Pull out every line in the rows below that contains the string "check".

--------

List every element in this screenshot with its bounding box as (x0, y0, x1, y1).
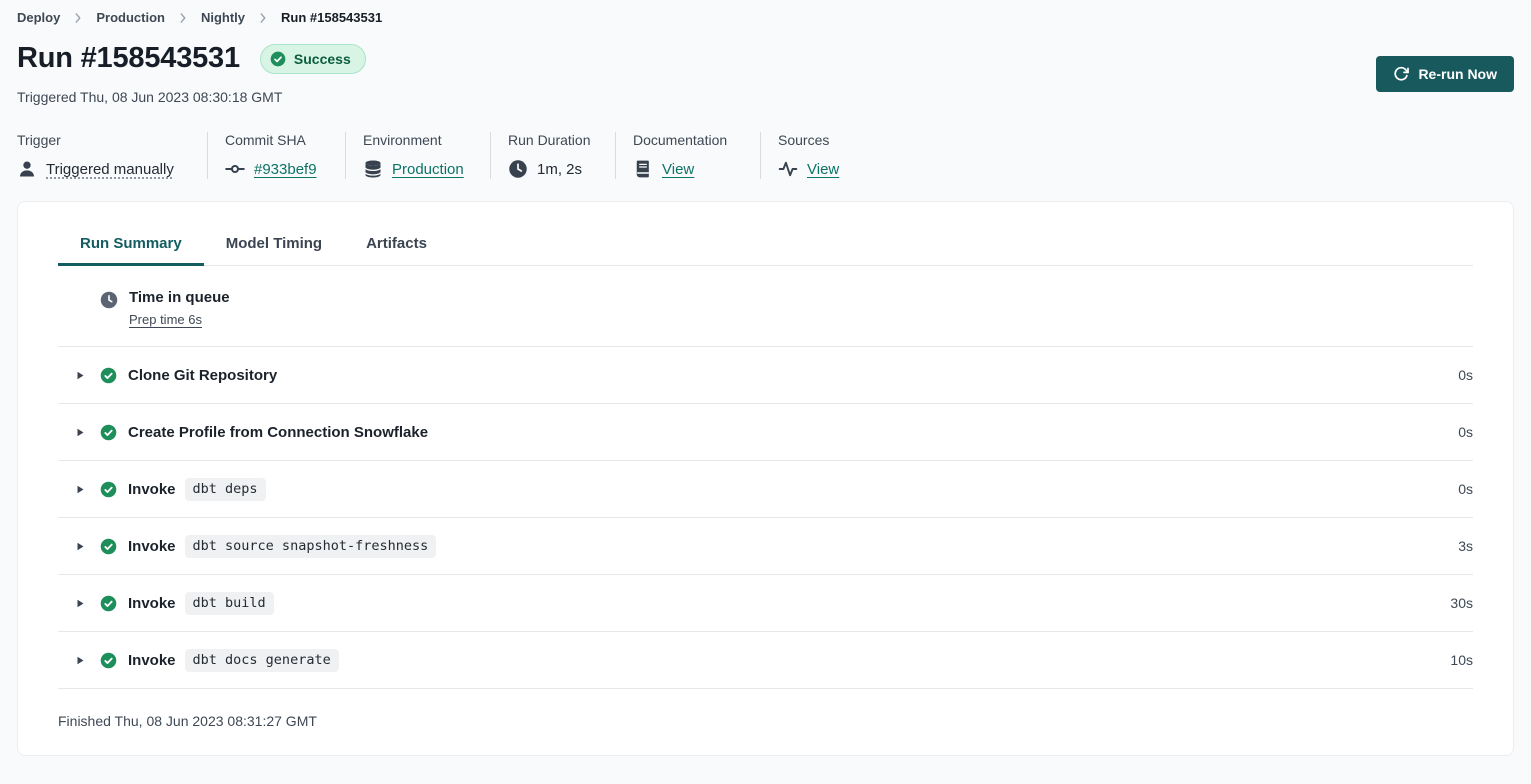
step-label: Invoke (128, 595, 176, 612)
step-row-dbt-build[interactable]: Invoke dbt build 30s (58, 575, 1473, 632)
expand-triangle-icon[interactable] (74, 596, 86, 611)
run-meta-strip: Trigger Triggered manually Commit SHA #9… (17, 132, 1531, 179)
tab-model-timing[interactable]: Model Timing (204, 226, 344, 266)
meta-label: Environment (363, 132, 472, 148)
step-label: Invoke (128, 481, 176, 498)
chevron-right-icon (256, 11, 270, 25)
title-row: Run #158543531 Success (17, 42, 1531, 75)
meta-label: Documentation (633, 132, 742, 148)
refresh-icon (1393, 66, 1409, 82)
step-label: Invoke (128, 652, 176, 669)
rerun-now-label: Re-run Now (1418, 66, 1497, 82)
person-icon (17, 159, 37, 179)
breadcrumb-item-production[interactable]: Production (96, 10, 165, 25)
tab-bar: Run Summary Model Timing Artifacts (58, 202, 1473, 266)
step-duration: 0s (1458, 367, 1473, 383)
step-label: Create Profile from Connection Snowflake (128, 424, 428, 441)
breadcrumb-current-run: Run #158543531 (281, 10, 382, 25)
command-chip: dbt source snapshot-freshness (185, 535, 437, 558)
tab-run-summary[interactable]: Run Summary (58, 226, 204, 266)
meta-environment: Environment Production (345, 132, 490, 179)
step-duration: 0s (1458, 424, 1473, 440)
step-row-docs-generate[interactable]: Invoke dbt docs generate 10s (58, 632, 1473, 689)
success-check-icon (100, 538, 117, 555)
command-chip: dbt build (185, 592, 274, 615)
database-icon (363, 159, 383, 179)
meta-label: Run Duration (508, 132, 597, 148)
success-check-icon (100, 595, 117, 612)
clock-icon (508, 159, 528, 179)
status-badge-label: Success (294, 51, 351, 67)
meta-sources: Sources View (760, 132, 880, 179)
success-check-icon (100, 424, 117, 441)
check-circle-icon (270, 51, 286, 67)
rerun-now-button[interactable]: Re-run Now (1376, 56, 1514, 92)
breadcrumb-item-deploy[interactable]: Deploy (17, 10, 60, 25)
expand-triangle-icon[interactable] (74, 368, 86, 383)
chevron-right-icon (176, 11, 190, 25)
breadcrumb-item-nightly[interactable]: Nightly (201, 10, 245, 25)
command-chip: dbt deps (185, 478, 266, 501)
meta-trigger: Trigger Triggered manually (17, 132, 207, 179)
clock-icon (100, 291, 118, 309)
step-duration: 10s (1450, 652, 1473, 668)
meta-commit-sha: Commit SHA #933bef9 (207, 132, 345, 179)
success-check-icon (100, 481, 117, 498)
step-duration: 0s (1458, 481, 1473, 497)
meta-label: Sources (778, 132, 862, 148)
expand-triangle-icon[interactable] (74, 539, 86, 554)
tab-artifacts[interactable]: Artifacts (344, 226, 449, 266)
command-chip: dbt docs generate (185, 649, 339, 672)
commit-sha-link[interactable]: #933bef9 (254, 161, 317, 178)
breadcrumb: Deploy Production Nightly Run #158543531 (0, 0, 1531, 25)
success-check-icon (100, 367, 117, 384)
step-label: Invoke (128, 538, 176, 555)
run-duration-value: 1m, 2s (537, 161, 582, 178)
meta-label: Trigger (17, 132, 189, 148)
git-commit-icon (225, 159, 245, 179)
book-icon (633, 159, 653, 179)
trigger-value: Triggered manually (46, 161, 174, 178)
meta-run-duration: Run Duration 1m, 2s (490, 132, 615, 179)
documentation-view-link[interactable]: View (662, 161, 694, 178)
success-check-icon (100, 652, 117, 669)
meta-documentation: Documentation View (615, 132, 760, 179)
step-row-create-profile[interactable]: Create Profile from Connection Snowflake… (58, 404, 1473, 461)
run-detail-card: Run Summary Model Timing Artifacts Time … (17, 201, 1514, 756)
pulse-icon (778, 159, 798, 179)
page-title: Run #158543531 (17, 42, 240, 75)
meta-label: Commit SHA (225, 132, 327, 148)
sources-view-link[interactable]: View (807, 161, 839, 178)
status-badge: Success (260, 44, 366, 74)
step-row-dbt-deps[interactable]: Invoke dbt deps 0s (58, 461, 1473, 518)
time-in-queue-section: Time in queue Prep time 6s (58, 266, 1473, 347)
triggered-timestamp: Triggered Thu, 08 Jun 2023 08:30:18 GMT (17, 89, 1531, 105)
step-row-snapshot-freshness[interactable]: Invoke dbt source snapshot-freshness 3s (58, 518, 1473, 575)
step-duration: 30s (1450, 595, 1473, 611)
chevron-right-icon (71, 11, 85, 25)
prep-time-link[interactable]: Prep time 6s (129, 312, 202, 327)
expand-triangle-icon[interactable] (74, 653, 86, 668)
step-row-clone-git[interactable]: Clone Git Repository 0s (58, 347, 1473, 404)
expand-triangle-icon[interactable] (74, 482, 86, 497)
time-in-queue-title: Time in queue (129, 289, 230, 306)
environment-link[interactable]: Production (392, 161, 464, 178)
step-label: Clone Git Repository (128, 367, 277, 384)
expand-triangle-icon[interactable] (74, 425, 86, 440)
finished-timestamp: Finished Thu, 08 Jun 2023 08:31:27 GMT (58, 689, 1473, 753)
step-duration: 3s (1458, 538, 1473, 554)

--------

**EXERCISE SOLUTION**
success-check-icon (100, 538, 117, 555)
success-check-icon (100, 595, 117, 612)
success-check-icon (100, 424, 117, 441)
check-circle-icon (270, 51, 286, 67)
success-check-icon (100, 481, 117, 498)
success-check-icon (100, 367, 117, 384)
success-check-icon (100, 652, 117, 669)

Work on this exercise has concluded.